== THE REQUEST ==
Copy every record word for word.

══════

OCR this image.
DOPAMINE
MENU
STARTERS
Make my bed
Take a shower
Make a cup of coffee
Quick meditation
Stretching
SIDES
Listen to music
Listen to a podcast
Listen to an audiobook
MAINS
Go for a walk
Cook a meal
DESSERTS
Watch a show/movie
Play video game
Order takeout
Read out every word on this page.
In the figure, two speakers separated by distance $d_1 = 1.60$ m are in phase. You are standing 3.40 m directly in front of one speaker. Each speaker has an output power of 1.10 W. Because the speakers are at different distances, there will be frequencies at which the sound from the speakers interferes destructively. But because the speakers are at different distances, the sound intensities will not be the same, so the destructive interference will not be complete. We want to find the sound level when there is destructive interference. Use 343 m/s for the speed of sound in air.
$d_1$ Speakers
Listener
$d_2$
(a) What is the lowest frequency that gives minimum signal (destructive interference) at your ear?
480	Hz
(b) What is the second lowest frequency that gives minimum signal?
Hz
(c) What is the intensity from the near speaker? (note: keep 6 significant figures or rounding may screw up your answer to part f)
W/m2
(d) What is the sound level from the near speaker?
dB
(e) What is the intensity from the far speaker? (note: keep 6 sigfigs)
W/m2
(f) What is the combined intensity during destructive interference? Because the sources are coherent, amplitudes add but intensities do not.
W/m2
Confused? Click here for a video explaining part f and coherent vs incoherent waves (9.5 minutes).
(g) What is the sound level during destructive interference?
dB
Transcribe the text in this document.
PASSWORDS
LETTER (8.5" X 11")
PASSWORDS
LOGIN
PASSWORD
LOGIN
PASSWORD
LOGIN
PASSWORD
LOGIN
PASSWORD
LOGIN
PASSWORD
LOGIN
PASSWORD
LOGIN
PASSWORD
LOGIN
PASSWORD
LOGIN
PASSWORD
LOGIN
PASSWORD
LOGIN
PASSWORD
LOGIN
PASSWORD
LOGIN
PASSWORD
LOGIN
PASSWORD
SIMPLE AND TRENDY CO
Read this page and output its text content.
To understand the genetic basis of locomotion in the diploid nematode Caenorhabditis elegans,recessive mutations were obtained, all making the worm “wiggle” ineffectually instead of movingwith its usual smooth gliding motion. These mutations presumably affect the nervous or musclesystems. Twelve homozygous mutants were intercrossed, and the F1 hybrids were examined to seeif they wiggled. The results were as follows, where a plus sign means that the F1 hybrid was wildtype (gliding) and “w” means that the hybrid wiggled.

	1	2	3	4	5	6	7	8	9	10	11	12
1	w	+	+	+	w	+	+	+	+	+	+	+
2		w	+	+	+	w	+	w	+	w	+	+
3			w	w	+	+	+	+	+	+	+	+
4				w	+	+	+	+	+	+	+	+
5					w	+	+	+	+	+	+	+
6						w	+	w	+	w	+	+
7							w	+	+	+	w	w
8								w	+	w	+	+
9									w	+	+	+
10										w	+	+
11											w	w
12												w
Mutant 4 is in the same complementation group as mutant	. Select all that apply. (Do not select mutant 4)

══════

== SOLUTION ==
OCR this image.
DOPAMINE
MENU
STARTERS
Make my bed
Take a shower
Make a cup of coffee
Quick meditation
Stretching
SIDES
Listen to music
Listen to a podcast
Listen to an audiobook
MAINS
Go for a walk
Cook a meal
DESSERTS
Watch a show/movie
Play video game
Order takeout
Read out every word on this page.
In the figure, two speakers separated by distance $d_1 = 1.60$ m are in phase. You are standing 3.40 m directly in front of one speaker. Each speaker has an output power of 1.10 W. Because the speakers are at different distances, there will be frequencies at which the sound from the speakers interferes destructively. But because the speakers are at different distances, the sound intensities will not be the same, so the destructive interference will not be complete. We want to find the sound level when there is destructive interference. Use 343 m/s for the speed of sound in air.
$d_1$ Speakers
Listener
$d_2$
(a) What is the lowest frequency that gives minimum signal (destructive interference) at your ear?
480	Hz
(b) What is the second lowest frequency that gives minimum signal?
Hz
(c) What is the intensity from the near speaker? (note: keep 6 significant figures or rounding may screw up your answer to part f)
W/m2
(d) What is the sound level from the near speaker?
dB
(e) What is the intensity from the far speaker? (note: keep 6 sigfigs)
W/m2
(f) What is the combined intensity during destructive interference? Because the sources are coherent, amplitudes add but intensities do not.
W/m2
Confused? Click here for a video explaining part f and coherent vs incoherent waves (9.5 minutes).
(g) What is the sound level during destructive interference?
dB
Transcribe the text in this document.
PASSWORDS
LETTER (8.5" X 11")
PASSWORDS
LOGIN
PASSWORD
LOGIN
PASSWORD
LOGIN
PASSWORD
LOGIN
PASSWORD
LOGIN
PASSWORD
LOGIN
PASSWORD
LOGIN
PASSWORD
LOGIN
PASSWORD
LOGIN
PASSWORD
LOGIN
PASSWORD
LOGIN
PASSWORD
LOGIN
PASSWORD
LOGIN
PASSWORD
LOGIN
PASSWORD
SIMPLE AND TRENDY CO
Read this page and output its text content.
To understand the genetic basis of locomotion in the diploid nematode Caenorhabditis elegans,recessive mutations were obtained, all making the worm “wiggle” ineffectually instead of movingwith its usual smooth gliding motion. These mutations presumably affect the nervous or musclesystems. Twelve homozygous mutants were intercrossed, and the F1 hybrids were examined to seeif they wiggled. The results were as follows, where a plus sign means that the F1 hybrid was wildtype (gliding) and “w” means that the hybrid wiggled.

	1	2	3	4	5	6	7	8	9	10	11	12
1	w	+	+	+	w	+	+	+	+	+	+	+
2		w	+	+	+	w	+	w	+	w	+	+
3			w	w	+	+	+	+	+	+	+	+
4				w	+	+	+	+	+	+	+	+
5					w	+	+	+	+	+	+	+
6						w	+	w	+	w	+	+
7							w	+	+	+	w	w
8								w	+	w	+	+
9									w	+	+	+
10										w	+	+
11											w	w
12												w
Mutant 4 is in the same complementation group as mutant	. Select all that apply. (Do not select mutant 4)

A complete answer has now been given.